- **Problem to work on**:
Copy every line of the data that includes the string "Hyväksyttiin".

— START OF Supplied data —

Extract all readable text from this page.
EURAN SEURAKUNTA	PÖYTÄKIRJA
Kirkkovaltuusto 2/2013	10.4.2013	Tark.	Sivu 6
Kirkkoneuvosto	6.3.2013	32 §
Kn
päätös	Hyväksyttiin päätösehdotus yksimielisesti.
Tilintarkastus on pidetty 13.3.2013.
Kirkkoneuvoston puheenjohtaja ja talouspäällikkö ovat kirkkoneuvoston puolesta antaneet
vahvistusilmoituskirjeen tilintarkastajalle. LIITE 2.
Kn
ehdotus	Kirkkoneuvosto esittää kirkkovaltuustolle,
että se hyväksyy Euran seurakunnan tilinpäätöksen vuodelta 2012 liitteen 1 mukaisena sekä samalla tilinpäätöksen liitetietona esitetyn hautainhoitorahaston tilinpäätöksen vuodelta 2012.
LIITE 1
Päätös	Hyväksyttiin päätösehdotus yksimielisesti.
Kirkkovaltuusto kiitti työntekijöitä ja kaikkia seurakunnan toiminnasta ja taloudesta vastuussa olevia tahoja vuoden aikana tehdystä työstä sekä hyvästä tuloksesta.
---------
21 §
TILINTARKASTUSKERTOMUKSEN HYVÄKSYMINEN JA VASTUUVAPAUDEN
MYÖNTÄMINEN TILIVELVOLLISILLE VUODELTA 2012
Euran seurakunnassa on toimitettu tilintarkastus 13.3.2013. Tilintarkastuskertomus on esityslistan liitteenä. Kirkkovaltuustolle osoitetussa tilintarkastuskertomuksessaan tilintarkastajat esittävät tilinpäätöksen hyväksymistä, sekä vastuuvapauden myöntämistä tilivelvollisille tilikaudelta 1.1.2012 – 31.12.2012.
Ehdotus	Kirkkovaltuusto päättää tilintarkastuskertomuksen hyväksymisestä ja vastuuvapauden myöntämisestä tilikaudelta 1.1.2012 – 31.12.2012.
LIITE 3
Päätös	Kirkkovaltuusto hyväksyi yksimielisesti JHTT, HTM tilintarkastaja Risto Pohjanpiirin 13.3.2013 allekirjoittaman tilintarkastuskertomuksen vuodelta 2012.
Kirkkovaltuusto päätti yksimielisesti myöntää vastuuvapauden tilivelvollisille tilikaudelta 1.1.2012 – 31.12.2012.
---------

— END OF Supplied data —

- **Reply**:
päätös	Hyväksyttiin päätösehdotus yksimielisesti.
Päätös	Hyväksyttiin päätösehdotus yksimielisesti.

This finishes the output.